Wherever the string "การในการขออน" shows up in a line, count that line. Give the total alone.

· · · ·

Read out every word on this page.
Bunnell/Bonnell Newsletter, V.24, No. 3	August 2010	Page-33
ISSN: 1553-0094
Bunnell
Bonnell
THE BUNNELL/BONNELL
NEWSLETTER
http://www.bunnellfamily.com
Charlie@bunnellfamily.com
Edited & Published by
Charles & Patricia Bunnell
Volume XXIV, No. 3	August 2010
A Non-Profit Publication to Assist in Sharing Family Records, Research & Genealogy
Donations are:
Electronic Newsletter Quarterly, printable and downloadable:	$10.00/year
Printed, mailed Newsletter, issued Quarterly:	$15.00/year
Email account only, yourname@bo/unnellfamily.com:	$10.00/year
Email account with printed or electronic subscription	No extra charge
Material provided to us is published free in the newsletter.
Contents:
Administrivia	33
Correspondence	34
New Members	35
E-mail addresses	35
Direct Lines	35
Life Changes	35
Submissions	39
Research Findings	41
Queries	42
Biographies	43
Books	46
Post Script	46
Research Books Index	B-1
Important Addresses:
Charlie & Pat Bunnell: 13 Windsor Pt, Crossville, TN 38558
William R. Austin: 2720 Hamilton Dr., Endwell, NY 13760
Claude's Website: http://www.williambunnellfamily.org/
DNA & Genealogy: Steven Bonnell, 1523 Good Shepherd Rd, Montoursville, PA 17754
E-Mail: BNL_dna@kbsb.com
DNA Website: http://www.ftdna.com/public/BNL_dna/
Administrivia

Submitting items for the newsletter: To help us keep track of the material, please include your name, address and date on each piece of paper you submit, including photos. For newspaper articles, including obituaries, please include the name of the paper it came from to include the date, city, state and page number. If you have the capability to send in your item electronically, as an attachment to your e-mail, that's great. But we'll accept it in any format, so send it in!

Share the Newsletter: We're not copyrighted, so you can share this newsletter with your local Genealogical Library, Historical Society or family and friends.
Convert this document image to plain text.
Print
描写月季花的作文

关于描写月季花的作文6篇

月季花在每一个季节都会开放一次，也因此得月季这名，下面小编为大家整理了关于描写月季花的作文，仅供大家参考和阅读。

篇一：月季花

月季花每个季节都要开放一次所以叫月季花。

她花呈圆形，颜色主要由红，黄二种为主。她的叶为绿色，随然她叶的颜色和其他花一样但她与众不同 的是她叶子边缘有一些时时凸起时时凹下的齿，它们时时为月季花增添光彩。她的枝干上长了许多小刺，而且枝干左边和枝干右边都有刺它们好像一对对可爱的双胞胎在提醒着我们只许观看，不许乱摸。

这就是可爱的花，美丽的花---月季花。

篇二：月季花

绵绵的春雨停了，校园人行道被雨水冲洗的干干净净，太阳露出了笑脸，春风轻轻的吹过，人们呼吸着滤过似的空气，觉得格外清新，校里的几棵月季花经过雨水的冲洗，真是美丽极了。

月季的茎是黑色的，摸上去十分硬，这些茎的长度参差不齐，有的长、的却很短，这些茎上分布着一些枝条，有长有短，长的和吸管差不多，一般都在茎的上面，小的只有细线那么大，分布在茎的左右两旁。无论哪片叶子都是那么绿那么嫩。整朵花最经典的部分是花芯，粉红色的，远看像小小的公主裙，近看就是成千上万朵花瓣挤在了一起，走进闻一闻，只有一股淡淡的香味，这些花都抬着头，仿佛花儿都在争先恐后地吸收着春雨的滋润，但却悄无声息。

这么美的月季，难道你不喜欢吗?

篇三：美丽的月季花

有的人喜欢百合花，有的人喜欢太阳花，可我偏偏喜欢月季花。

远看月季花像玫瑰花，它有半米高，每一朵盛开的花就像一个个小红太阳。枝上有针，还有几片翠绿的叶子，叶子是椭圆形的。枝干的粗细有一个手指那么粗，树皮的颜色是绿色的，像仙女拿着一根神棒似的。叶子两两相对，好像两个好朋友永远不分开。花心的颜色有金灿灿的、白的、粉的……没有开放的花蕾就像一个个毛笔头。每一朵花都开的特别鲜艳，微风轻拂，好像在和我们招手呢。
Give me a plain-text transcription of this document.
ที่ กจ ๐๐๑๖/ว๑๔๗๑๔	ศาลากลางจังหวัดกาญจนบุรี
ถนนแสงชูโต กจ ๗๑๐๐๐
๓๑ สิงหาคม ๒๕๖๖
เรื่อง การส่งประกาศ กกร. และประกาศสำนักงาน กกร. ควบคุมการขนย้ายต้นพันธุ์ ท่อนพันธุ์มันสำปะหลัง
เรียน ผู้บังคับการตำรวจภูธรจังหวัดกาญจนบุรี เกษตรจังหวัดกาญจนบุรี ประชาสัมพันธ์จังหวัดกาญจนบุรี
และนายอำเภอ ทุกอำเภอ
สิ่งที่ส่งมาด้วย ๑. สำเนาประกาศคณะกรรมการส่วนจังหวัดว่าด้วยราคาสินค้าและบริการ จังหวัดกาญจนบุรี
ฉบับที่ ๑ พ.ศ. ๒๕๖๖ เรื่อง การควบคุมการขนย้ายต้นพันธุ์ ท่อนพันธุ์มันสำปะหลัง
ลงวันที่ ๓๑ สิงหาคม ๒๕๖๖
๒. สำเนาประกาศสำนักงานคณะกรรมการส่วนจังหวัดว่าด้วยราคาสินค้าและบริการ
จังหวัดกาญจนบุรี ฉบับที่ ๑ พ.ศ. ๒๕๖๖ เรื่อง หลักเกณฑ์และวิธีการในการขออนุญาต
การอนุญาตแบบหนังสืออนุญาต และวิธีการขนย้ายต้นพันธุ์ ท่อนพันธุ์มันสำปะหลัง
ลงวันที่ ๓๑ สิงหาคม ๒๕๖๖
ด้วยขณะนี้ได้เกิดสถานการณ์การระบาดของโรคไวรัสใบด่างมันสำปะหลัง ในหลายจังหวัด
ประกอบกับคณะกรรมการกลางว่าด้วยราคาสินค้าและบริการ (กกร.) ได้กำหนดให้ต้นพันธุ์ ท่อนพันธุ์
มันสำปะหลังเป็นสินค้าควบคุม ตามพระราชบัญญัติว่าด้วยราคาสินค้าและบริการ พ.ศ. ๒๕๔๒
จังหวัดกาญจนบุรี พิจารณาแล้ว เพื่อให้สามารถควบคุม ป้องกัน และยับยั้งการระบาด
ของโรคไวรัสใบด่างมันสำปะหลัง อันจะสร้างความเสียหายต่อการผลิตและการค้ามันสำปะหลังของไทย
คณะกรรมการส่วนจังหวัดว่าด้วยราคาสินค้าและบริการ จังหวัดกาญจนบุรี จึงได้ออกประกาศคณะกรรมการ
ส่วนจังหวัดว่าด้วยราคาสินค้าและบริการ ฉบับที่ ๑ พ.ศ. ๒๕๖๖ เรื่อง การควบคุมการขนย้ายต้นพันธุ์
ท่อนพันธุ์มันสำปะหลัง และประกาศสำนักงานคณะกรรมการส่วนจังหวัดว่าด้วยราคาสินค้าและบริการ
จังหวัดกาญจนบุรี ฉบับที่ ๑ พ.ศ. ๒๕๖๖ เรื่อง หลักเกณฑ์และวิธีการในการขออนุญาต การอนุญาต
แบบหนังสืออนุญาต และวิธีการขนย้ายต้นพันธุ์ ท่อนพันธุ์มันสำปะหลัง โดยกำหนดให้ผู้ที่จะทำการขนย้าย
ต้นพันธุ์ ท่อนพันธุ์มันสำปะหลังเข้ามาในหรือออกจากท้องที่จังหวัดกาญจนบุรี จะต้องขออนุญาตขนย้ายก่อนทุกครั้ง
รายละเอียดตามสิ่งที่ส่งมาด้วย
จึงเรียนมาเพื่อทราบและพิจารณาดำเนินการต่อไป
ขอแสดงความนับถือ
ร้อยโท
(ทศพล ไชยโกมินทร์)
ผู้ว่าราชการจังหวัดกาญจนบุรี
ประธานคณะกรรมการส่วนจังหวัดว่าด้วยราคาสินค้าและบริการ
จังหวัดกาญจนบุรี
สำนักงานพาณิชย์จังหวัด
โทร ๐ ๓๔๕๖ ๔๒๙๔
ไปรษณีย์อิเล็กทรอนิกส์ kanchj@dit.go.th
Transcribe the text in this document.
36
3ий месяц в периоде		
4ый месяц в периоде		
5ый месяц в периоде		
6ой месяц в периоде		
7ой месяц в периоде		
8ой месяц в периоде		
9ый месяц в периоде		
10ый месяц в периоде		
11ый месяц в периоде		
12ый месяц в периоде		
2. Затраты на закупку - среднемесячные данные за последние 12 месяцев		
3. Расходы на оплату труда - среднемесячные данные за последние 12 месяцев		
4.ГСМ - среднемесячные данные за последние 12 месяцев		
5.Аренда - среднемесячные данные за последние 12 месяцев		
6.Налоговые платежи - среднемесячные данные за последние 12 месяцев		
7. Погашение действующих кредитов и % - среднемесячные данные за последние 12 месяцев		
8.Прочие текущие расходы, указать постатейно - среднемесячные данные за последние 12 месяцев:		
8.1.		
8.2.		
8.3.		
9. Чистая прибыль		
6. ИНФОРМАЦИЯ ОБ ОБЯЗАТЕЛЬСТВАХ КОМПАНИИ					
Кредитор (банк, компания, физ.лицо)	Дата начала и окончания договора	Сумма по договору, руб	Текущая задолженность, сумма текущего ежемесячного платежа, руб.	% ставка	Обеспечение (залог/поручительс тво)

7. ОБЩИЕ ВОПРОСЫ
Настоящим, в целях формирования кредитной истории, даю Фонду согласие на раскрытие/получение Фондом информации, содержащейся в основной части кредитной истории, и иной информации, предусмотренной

· · · ·

● **Answer to the exercise**
2